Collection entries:

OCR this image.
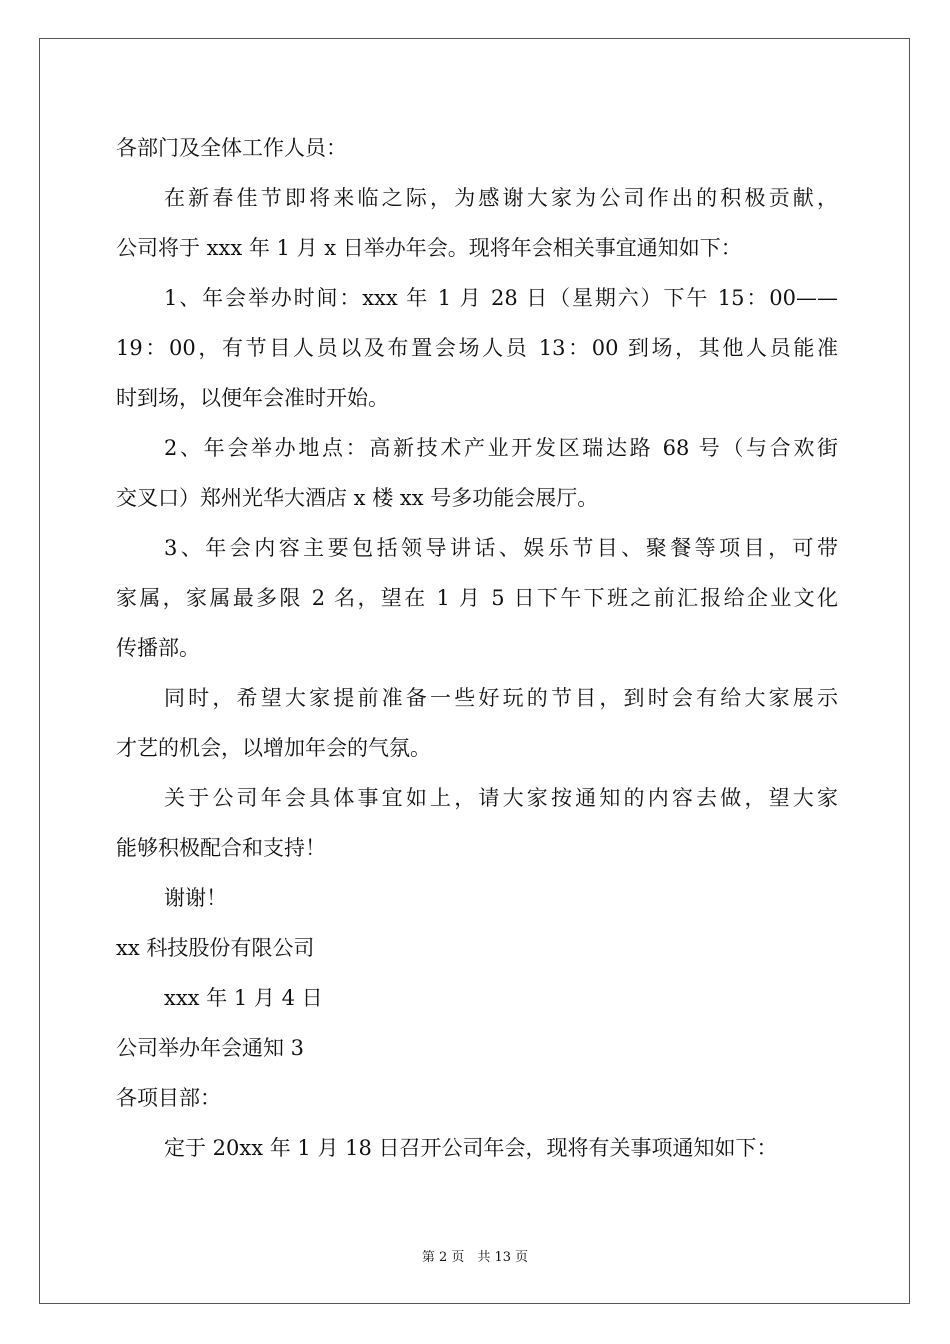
各部门及全体工作人员：
在新春佳节即将来临之际，为感谢大家为公司作出的积极贡献，
公司将于 xxx 年 1 月 x 日举办年会。现将年会相关事宜通知如下：
1、年会举办时间：xxx 年 1 月 28 日（星期六）下午 15：00——
19：00，有节目人员以及布置会场人员 13：00 到场，其他人员能准
时到场，以便年会准时开始。
2、年会举办地点：高新技术产业开发区瑞达路 68 号（与合欢街
交叉口）郑州光华大酒店 x 楼 xx 号多功能会展厅。
3、年会内容主要包括领导讲话、娱乐节目、聚餐等项目，可带
家属，家属最多限 2 名，望在 1 月 5 日下午下班之前汇报给企业文化
传播部。
同时，希望大家提前准备一些好玩的节目，到时会有给大家展示
才艺的机会，以增加年会的气氛。
关于公司年会具体事宜如上，请大家按通知的内容去做，望大家
能够积极配合和支持！
谢谢！
xx 科技股份有限公司
xxx 年 1 月 4 日
公司举办年会通知 3
各项目部：
定于 20xx 年 1 月 18 日召开公司年会，现将有关事项通知如下：
第 2 页　共 13 页
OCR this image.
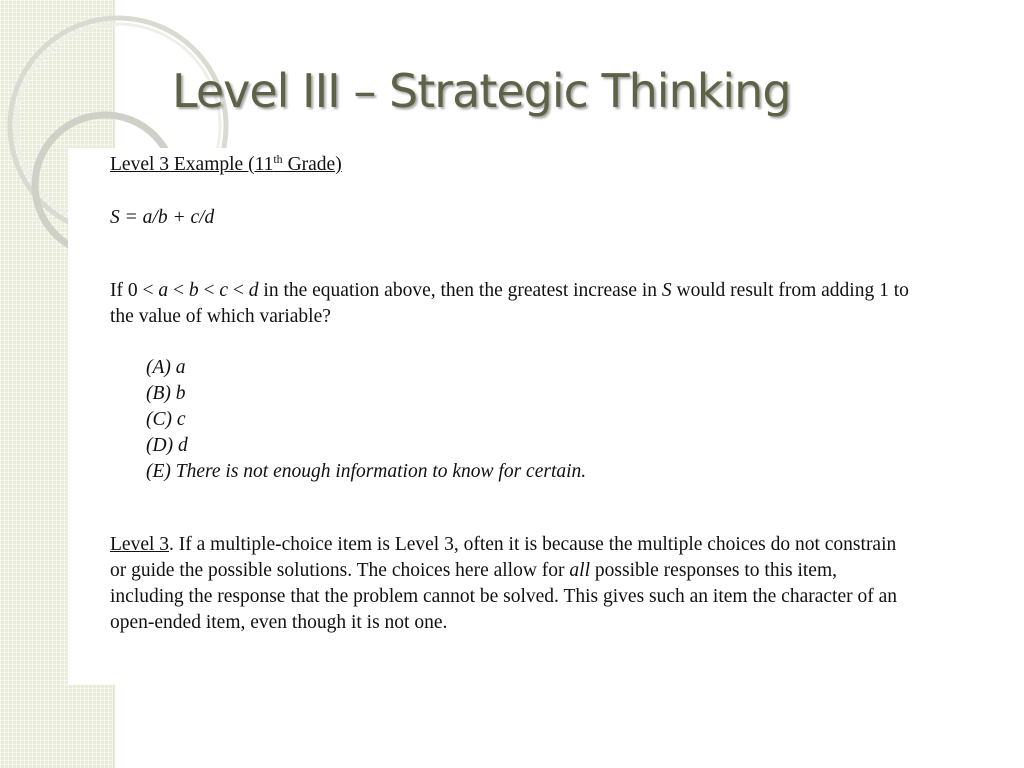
Level III – Strategic Thinking
Level 3 Example (11th Grade)
S = a/b + c/d
If 0 < a < b < c < d in the equation above, then the greatest increase in S would result from adding 1 to the value of which variable?
(A) a
(B) b
(C) c
(D) d
(E) There is not enough information to know for certain.
Level 3. If a multiple-choice item is Level 3, often it is because the multiple choices do not constrain or guide the possible solutions. The choices here allow for all possible responses to this item, including the response that the problem cannot be solved. This gives such an item the character of an open-ended item, even though it is not one.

What to do => Collect the lines that hold "Level".

Response to this exercise =>
Level III – Strategic Thinking
Level 3 Example (11th Grade)
Level 3. If a multiple-choice item is Level 3, often it is because the multiple choices do not constrain or guide the possible solutions. The choices here allow for all possible responses to this item, including the response that the problem cannot be solved. This gives such an item the character of an open-ended item, even though it is not one.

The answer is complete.